Task details: Omit all images. Write out the rest of the material exactly.

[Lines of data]
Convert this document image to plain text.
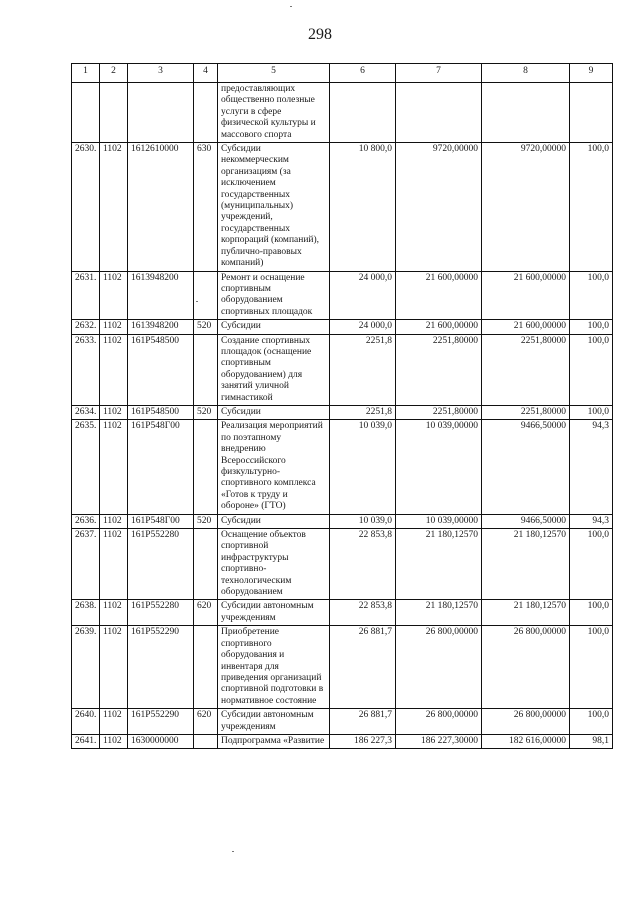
298
1	2	3	4	5	6	7	8	9
				предоставляющих общественно полезные услуги в сфере физической культуры и массового спорта				
2630.	1102	1612610000	630	Субсидии некоммерческим организациям (за исключением государственных (муниципальных) учреждений, государственных корпораций (компаний), публично-правовых компаний)	10 800,0	9720,00000	9720,00000	100,0
2631.	1102	1613948200		Ремонт и оснащение спортивным оборудованием спортивных площадок	24 000,0	21 600,00000	21 600,00000	100,0
2632.	1102	1613948200	520	Субсидии	24 000,0	21 600,00000	21 600,00000	100,0
2633.	1102	161P548500		Создание спортивных площадок (оснащение спортивным оборудованием) для занятий уличной гимнастикой	2251,8	2251,80000	2251,80000	100,0
2634.	1102	161P548500	520	Субсидии	2251,8	2251,80000	2251,80000	100,0
2635.	1102	161P548Г00		Реализация мероприятий по поэтапному внедрению Всероссийского физкультурно-спортивного комплекса «Готов к труду и обороне» (ГТО)	10 039,0	10 039,00000	9466,50000	94,3
2636.	1102	161P548Г00	520	Субсидии	10 039,0	10 039,00000	9466,50000	94,3
2637.	1102	161P552280		Оснащение объектов спортивной инфраструктуры спортивно-технологическим оборудованием	22 853,8	21 180,12570	21 180,12570	100,0
2638.	1102	161P552280	620	Субсидии автономным учреждениям	22 853,8	21 180,12570	21 180,12570	100,0
2639.	1102	161P552290		Приобретение спортивного оборудования и инвентаря для приведения организаций спортивной подготовки в нормативное состояние	26 881,7	26 800,00000	26 800,00000	100,0
2640.	1102	161P552290	620	Субсидии автономным учреждениям	26 881,7	26 800,00000	26 800,00000	100,0
2641.	1102	1630000000		Подпрограмма «Развитие	186 227,3	186 227,30000	182 616,00000	98,1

Result of the task:
Convert this document image to plain text.
298
1	2	3	4	5	6	7	8	9
				предоставляющих общественно полезные услуги в сфере физической культуры и массового спорта				
2630.	1102	1612610000	630	Субсидии некоммерческим организациям (за исключением государственных (муниципальных) учреждений, государственных корпораций (компаний), публично-правовых компаний)	10 800,0	9720,00000	9720,00000	100,0
2631.	1102	1613948200		Ремонт и оснащение спортивным оборудованием спортивных площадок	24 000,0	21 600,00000	21 600,00000	100,0
2632.	1102	1613948200	520	Субсидии	24 000,0	21 600,00000	21 600,00000	100,0
2633.	1102	161P548500		Создание спортивных площадок (оснащение спортивным оборудованием) для занятий уличной гимнастикой	2251,8	2251,80000	2251,80000	100,0
2634.	1102	161P548500	520	Субсидии	2251,8	2251,80000	2251,80000	100,0
2635.	1102	161P548Г00		Реализация мероприятий по поэтапному внедрению Всероссийского физкультурно-спортивного комплекса «Готов к труду и обороне» (ГТО)	10 039,0	10 039,00000	9466,50000	94,3
2636.	1102	161P548Г00	520	Субсидии	10 039,0	10 039,00000	9466,50000	94,3
2637.	1102	161P552280		Оснащение объектов спортивной инфраструктуры спортивно-технологическим оборудованием	22 853,8	21 180,12570	21 180,12570	100,0
2638.	1102	161P552280	620	Субсидии автономным учреждениям	22 853,8	21 180,12570	21 180,12570	100,0
2639.	1102	161P552290		Приобретение спортивного оборудования и инвентаря для приведения организаций спортивной подготовки в нормативное состояние	26 881,7	26 800,00000	26 800,00000	100,0
2640.	1102	161P552290	620	Субсидии автономным учреждениям	26 881,7	26 800,00000	26 800,00000	100,0
2641.	1102	1630000000		Подпрограмма «Развитие	186 227,3	186 227,30000	182 616,00000	98,1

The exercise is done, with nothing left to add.